→ Set exercise:
Pick out every line that holds the string "more" and copy it.

→ Records provided:
========

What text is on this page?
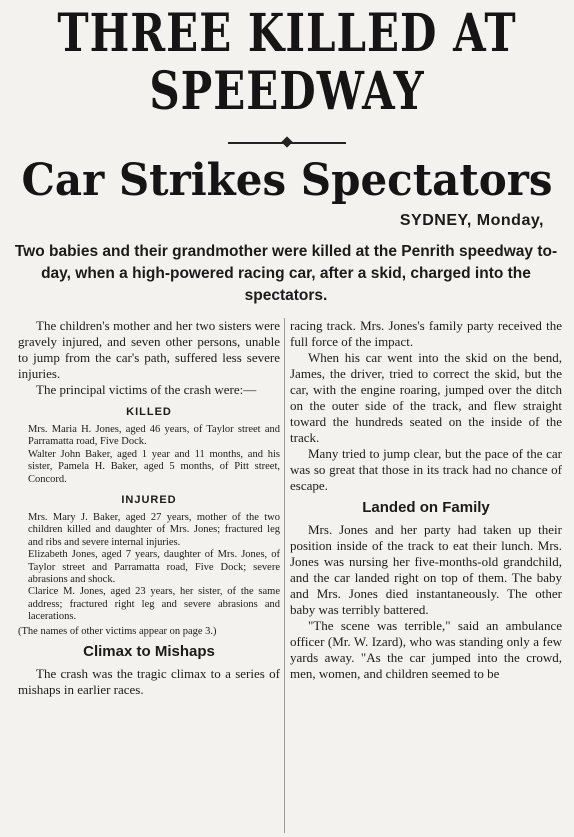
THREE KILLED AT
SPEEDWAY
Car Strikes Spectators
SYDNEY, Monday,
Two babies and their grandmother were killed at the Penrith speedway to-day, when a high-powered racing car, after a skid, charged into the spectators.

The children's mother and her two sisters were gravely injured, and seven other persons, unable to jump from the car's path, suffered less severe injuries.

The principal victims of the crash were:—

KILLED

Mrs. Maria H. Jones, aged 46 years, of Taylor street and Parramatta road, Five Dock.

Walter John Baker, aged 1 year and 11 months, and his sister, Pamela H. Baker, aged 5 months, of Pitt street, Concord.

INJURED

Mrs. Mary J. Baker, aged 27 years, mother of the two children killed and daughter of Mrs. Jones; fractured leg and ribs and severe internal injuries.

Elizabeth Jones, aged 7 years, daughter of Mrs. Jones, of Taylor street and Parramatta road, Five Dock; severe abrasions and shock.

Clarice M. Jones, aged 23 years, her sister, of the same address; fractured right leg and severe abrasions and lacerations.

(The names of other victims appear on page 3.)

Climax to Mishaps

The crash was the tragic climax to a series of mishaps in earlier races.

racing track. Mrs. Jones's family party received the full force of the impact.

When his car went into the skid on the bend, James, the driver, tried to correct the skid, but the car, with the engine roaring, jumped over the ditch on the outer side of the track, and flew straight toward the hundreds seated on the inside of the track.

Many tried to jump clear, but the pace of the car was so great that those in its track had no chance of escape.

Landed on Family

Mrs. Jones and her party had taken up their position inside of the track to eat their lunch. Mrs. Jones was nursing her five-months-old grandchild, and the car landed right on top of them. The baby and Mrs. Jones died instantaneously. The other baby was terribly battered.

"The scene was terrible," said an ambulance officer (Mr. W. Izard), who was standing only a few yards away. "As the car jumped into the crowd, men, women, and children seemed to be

========

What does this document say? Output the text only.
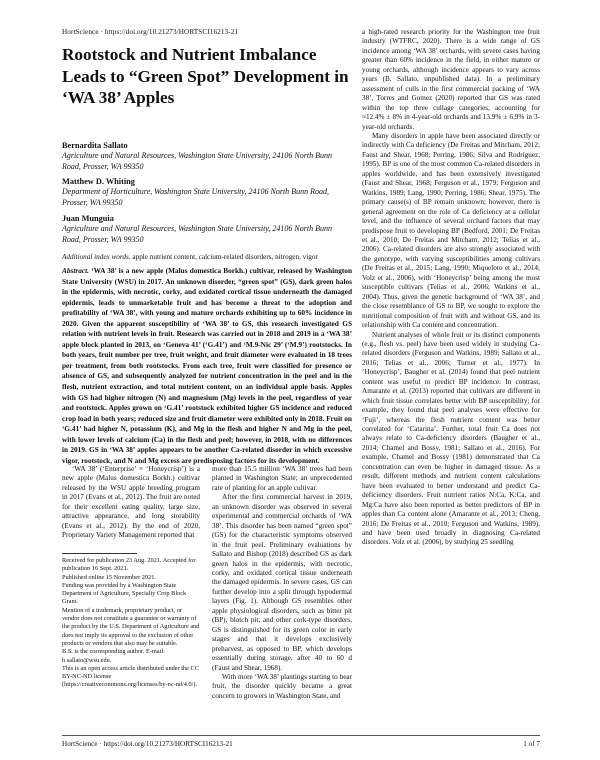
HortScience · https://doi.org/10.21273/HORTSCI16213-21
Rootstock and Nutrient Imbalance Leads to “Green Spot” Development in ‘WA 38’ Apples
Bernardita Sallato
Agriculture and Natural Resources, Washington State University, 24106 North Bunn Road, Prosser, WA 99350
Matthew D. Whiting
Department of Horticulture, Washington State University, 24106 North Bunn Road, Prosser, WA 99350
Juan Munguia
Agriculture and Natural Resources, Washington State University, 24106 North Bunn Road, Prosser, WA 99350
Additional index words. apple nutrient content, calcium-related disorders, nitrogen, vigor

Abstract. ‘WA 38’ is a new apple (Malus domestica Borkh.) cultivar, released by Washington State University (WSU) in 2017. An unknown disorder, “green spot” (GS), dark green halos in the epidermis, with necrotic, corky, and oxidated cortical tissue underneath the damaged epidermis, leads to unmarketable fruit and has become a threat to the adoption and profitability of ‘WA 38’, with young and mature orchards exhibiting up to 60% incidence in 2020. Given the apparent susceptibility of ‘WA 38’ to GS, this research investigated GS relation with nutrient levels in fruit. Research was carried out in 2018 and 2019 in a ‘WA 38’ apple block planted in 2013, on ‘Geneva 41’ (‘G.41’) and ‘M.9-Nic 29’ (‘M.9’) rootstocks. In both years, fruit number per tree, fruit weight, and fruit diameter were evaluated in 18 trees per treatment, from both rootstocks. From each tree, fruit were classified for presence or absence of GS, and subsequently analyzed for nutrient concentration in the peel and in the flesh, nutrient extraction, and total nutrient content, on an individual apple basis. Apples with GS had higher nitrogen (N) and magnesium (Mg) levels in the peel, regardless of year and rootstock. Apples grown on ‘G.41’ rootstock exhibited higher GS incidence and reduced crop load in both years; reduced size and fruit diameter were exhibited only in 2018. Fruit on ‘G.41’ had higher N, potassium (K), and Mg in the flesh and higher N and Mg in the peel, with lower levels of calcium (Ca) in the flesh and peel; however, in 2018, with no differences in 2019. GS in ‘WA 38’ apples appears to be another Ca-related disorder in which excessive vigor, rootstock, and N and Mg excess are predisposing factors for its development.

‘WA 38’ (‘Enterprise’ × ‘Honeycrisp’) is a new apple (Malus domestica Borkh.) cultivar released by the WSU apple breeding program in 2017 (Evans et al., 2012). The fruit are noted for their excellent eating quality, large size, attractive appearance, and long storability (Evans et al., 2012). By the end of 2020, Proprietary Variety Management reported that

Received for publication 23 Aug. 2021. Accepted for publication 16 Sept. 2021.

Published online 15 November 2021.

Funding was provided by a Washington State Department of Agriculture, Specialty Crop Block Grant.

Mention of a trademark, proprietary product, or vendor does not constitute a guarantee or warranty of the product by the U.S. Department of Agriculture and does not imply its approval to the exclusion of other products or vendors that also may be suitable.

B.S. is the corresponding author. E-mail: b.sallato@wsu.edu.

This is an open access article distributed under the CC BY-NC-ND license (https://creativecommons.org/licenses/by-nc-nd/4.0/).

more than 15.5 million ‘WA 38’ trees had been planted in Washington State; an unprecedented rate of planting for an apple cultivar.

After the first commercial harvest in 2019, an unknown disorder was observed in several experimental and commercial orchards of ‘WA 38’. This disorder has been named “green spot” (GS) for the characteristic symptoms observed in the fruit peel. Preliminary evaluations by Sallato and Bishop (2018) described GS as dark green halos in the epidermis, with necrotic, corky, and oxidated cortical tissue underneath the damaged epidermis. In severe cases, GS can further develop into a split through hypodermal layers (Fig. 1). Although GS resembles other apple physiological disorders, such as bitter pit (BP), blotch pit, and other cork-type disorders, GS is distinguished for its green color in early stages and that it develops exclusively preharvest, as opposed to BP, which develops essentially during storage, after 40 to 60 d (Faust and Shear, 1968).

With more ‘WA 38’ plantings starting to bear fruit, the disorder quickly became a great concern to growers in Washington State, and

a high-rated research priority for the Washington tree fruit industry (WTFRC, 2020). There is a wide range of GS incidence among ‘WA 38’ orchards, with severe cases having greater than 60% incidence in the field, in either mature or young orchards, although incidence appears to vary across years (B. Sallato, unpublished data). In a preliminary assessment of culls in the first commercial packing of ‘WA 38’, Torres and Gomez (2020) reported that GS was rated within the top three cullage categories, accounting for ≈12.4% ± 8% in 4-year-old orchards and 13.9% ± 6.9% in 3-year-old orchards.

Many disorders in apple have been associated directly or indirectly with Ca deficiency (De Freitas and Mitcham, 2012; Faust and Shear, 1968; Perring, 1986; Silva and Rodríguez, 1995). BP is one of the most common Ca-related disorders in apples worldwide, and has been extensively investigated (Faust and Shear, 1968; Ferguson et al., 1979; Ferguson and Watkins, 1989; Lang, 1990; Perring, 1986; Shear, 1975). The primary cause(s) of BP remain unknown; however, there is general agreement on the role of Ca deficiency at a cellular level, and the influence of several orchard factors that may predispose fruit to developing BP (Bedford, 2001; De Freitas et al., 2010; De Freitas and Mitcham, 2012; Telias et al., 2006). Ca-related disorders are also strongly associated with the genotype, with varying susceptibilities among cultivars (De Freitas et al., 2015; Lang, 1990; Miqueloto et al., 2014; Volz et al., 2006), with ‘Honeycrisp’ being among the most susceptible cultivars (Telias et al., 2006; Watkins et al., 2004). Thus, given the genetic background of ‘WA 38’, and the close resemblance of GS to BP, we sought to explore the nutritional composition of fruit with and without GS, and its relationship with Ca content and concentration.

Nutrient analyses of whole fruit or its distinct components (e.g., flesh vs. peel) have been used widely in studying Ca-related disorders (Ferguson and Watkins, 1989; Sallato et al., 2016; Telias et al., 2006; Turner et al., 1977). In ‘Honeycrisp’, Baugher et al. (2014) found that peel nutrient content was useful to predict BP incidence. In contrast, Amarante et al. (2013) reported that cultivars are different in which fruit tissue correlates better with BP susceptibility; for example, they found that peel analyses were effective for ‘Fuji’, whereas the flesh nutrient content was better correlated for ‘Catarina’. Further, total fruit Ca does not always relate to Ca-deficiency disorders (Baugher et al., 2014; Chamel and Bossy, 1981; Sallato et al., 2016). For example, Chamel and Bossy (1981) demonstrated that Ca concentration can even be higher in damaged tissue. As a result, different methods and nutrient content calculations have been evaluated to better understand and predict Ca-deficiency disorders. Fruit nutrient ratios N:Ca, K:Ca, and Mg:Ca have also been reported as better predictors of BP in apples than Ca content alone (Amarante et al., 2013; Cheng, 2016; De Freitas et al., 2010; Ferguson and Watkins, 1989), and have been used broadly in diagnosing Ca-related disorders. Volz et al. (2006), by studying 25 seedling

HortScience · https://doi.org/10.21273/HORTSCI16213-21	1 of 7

========

→ Response for this exercise:
more than 15.5 million ‘WA 38’ trees had been planted in Washington State; an unprecedented rate of planting for an apple cultivar.
With more ‘WA 38’ plantings starting to bear fruit, the disorder quickly became a great concern to growers in Washington State, and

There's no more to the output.